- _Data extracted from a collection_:
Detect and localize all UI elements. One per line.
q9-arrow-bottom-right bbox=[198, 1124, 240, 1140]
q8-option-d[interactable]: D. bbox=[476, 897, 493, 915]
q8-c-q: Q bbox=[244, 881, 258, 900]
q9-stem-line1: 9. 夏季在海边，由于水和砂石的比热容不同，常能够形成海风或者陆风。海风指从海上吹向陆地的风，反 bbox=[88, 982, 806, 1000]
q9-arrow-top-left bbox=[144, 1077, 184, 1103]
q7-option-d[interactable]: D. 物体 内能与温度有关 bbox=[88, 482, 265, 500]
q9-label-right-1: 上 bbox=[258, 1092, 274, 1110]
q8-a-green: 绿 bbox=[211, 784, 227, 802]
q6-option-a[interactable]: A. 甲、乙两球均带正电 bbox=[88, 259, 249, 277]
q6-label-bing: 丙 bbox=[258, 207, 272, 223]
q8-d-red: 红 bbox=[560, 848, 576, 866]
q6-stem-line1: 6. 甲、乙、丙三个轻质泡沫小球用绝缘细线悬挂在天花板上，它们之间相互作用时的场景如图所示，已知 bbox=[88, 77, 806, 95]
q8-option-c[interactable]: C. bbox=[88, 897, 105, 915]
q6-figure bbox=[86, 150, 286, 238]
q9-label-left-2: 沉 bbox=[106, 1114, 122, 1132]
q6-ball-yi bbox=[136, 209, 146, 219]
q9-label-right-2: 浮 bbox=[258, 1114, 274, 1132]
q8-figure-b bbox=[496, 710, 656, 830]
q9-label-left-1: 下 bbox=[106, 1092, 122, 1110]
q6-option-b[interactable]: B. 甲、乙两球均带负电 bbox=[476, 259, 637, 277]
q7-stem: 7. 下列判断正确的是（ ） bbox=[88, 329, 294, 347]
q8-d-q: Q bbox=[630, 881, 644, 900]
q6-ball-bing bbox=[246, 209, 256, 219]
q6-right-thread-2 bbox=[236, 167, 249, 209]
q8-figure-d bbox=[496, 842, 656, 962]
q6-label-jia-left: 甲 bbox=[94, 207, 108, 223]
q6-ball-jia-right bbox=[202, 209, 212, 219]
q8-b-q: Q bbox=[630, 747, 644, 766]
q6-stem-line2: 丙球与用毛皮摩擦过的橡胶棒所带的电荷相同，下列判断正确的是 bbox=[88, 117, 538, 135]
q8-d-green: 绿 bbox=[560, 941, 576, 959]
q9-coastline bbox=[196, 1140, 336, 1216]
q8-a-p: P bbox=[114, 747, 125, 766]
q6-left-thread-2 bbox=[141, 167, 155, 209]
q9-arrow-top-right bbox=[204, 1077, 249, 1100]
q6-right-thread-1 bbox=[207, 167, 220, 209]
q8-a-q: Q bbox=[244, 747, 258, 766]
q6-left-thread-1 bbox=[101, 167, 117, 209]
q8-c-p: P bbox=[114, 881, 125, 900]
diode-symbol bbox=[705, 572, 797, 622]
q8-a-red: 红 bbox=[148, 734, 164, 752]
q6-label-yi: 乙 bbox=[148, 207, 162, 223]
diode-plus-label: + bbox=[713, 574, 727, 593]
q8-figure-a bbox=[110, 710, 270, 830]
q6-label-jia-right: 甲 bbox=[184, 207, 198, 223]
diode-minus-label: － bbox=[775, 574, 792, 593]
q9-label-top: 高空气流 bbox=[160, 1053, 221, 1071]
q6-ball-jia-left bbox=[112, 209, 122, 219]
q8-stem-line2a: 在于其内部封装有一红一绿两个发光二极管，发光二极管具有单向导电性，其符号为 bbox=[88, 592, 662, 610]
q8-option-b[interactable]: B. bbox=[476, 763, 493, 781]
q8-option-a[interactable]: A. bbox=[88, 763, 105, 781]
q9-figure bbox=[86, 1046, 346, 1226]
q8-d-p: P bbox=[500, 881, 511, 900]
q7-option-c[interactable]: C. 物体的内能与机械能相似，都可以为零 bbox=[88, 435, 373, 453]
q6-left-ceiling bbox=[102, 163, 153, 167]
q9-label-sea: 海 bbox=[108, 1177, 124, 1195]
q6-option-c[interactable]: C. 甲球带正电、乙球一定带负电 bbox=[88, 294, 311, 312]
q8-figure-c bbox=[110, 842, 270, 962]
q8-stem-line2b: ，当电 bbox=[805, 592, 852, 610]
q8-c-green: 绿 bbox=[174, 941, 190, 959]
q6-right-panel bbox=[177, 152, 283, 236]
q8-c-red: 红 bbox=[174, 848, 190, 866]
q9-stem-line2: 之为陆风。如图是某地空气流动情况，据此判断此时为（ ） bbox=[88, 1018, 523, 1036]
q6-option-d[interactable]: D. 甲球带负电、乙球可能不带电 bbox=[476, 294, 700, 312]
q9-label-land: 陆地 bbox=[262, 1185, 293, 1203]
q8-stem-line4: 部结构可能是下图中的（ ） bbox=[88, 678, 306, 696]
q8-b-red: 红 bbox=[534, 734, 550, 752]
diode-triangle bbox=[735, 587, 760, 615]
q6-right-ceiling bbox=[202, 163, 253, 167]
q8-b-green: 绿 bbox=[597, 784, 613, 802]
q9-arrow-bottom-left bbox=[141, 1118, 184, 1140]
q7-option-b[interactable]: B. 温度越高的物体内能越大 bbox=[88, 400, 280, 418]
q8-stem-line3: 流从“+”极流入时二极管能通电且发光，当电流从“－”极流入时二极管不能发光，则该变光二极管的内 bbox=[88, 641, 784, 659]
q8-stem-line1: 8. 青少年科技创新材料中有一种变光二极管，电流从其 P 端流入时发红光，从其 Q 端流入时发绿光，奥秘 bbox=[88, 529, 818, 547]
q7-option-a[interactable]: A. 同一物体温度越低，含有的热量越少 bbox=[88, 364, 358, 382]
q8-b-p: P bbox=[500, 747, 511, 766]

- _PROBLEM TO SOLVE_: Output every line of the data above without changing anything.

- _OUTPUT BELOW_:
Detect and localize all UI elements. One per line.
q9-arrow-bottom-right bbox=[198, 1124, 240, 1140]
q8-option-d[interactable]: D. bbox=[476, 897, 493, 915]
q8-c-q: Q bbox=[244, 881, 258, 900]
q9-stem-line1: 9. 夏季在海边，由于水和砂石的比热容不同，常能够形成海风或者陆风。海风指从海上吹向陆地的风，反 bbox=[88, 982, 806, 1000]
q9-arrow-top-left bbox=[144, 1077, 184, 1103]
q7-option-d[interactable]: D. 物体 内能与温度有关 bbox=[88, 482, 265, 500]
q9-label-right-1: 上 bbox=[258, 1092, 274, 1110]
q8-a-green: 绿 bbox=[211, 784, 227, 802]
q6-option-a[interactable]: A. 甲、乙两球均带正电 bbox=[88, 259, 249, 277]
q6-label-bing: 丙 bbox=[258, 207, 272, 223]
q8-d-red: 红 bbox=[560, 848, 576, 866]
q6-stem-line1: 6. 甲、乙、丙三个轻质泡沫小球用绝缘细线悬挂在天花板上，它们之间相互作用时的场景如图所示，已知 bbox=[88, 77, 806, 95]
q8-option-c[interactable]: C. bbox=[88, 897, 105, 915]
q6-figure bbox=[86, 150, 286, 238]
q9-label-left-2: 沉 bbox=[106, 1114, 122, 1132]
q6-ball-yi bbox=[136, 209, 146, 219]
q9-label-right-2: 浮 bbox=[258, 1114, 274, 1132]
q8-figure-b bbox=[496, 710, 656, 830]
q9-label-left-1: 下 bbox=[106, 1092, 122, 1110]
q6-option-b[interactable]: B. 甲、乙两球均带负电 bbox=[476, 259, 637, 277]
q7-stem: 7. 下列判断正确的是（ ） bbox=[88, 329, 294, 347]
q8-d-q: Q bbox=[630, 881, 644, 900]
q6-ball-bing bbox=[246, 209, 256, 219]
q6-right-thread-2 bbox=[236, 167, 249, 209]
q8-figure-d bbox=[496, 842, 656, 962]
q6-label-jia-left: 甲 bbox=[94, 207, 108, 223]
q6-ball-jia-right bbox=[202, 209, 212, 219]
q8-b-q: Q bbox=[630, 747, 644, 766]
q6-stem-line2: 丙球与用毛皮摩擦过的橡胶棒所带的电荷相同，下列判断正确的是 bbox=[88, 117, 538, 135]
q8-d-green: 绿 bbox=[560, 941, 576, 959]
q9-coastline bbox=[196, 1140, 336, 1216]
q8-a-p: P bbox=[114, 747, 125, 766]
q6-left-thread-2 bbox=[141, 167, 155, 209]
q9-arrow-top-right bbox=[204, 1077, 249, 1100]
q6-right-thread-1 bbox=[207, 167, 220, 209]
q8-a-q: Q bbox=[244, 747, 258, 766]
q6-left-thread-1 bbox=[101, 167, 117, 209]
q8-c-p: P bbox=[114, 881, 125, 900]
diode-symbol bbox=[705, 572, 797, 622]
q8-a-red: 红 bbox=[148, 734, 164, 752]
q6-label-yi: 乙 bbox=[148, 207, 162, 223]
diode-plus-label: + bbox=[713, 574, 727, 593]
q8-figure-a bbox=[110, 710, 270, 830]
q6-label-jia-right: 甲 bbox=[184, 207, 198, 223]
diode-minus-label: － bbox=[775, 574, 792, 593]
q9-label-top: 高空气流 bbox=[160, 1053, 221, 1071]
q6-ball-jia-left bbox=[112, 209, 122, 219]
q8-stem-line2a: 在于其内部封装有一红一绿两个发光二极管，发光二极管具有单向导电性，其符号为 bbox=[88, 592, 662, 610]
q8-option-b[interactable]: B. bbox=[476, 763, 493, 781]
q8-option-a[interactable]: A. bbox=[88, 763, 105, 781]
q9-figure bbox=[86, 1046, 346, 1226]
q8-d-p: P bbox=[500, 881, 511, 900]
q7-option-c[interactable]: C. 物体的内能与机械能相似，都可以为零 bbox=[88, 435, 373, 453]
q6-left-ceiling bbox=[102, 163, 153, 167]
q9-label-sea: 海 bbox=[108, 1177, 124, 1195]
q6-option-c[interactable]: C. 甲球带正电、乙球一定带负电 bbox=[88, 294, 311, 312]
q8-figure-c bbox=[110, 842, 270, 962]
q8-stem-line2b: ，当电 bbox=[805, 592, 852, 610]
q8-c-green: 绿 bbox=[174, 941, 190, 959]
q6-right-panel bbox=[177, 152, 283, 236]
q8-c-red: 红 bbox=[174, 848, 190, 866]
q9-stem-line2: 之为陆风。如图是某地空气流动情况，据此判断此时为（ ） bbox=[88, 1018, 523, 1036]
q6-option-d[interactable]: D. 甲球带负电、乙球可能不带电 bbox=[476, 294, 700, 312]
q9-label-land: 陆地 bbox=[262, 1185, 293, 1203]
q8-stem-line4: 部结构可能是下图中的（ ） bbox=[88, 678, 306, 696]
q8-b-red: 红 bbox=[534, 734, 550, 752]
diode-triangle bbox=[735, 587, 760, 615]
q6-right-ceiling bbox=[202, 163, 253, 167]
q8-b-green: 绿 bbox=[597, 784, 613, 802]
q9-arrow-bottom-left bbox=[141, 1118, 184, 1140]
q7-option-b[interactable]: B. 温度越高的物体内能越大 bbox=[88, 400, 280, 418]
q8-stem-line3: 流从“+”极流入时二极管能通电且发光，当电流从“－”极流入时二极管不能发光，则该变光二极管的内 bbox=[88, 641, 784, 659]
q8-stem-line1: 8. 青少年科技创新材料中有一种变光二极管，电流从其 P 端流入时发红光，从其 Q 端流入时发绿光，奥秘 bbox=[88, 529, 818, 547]
q7-option-a[interactable]: A. 同一物体温度越低，含有的热量越少 bbox=[88, 364, 358, 382]
q8-b-p: P bbox=[500, 747, 511, 766]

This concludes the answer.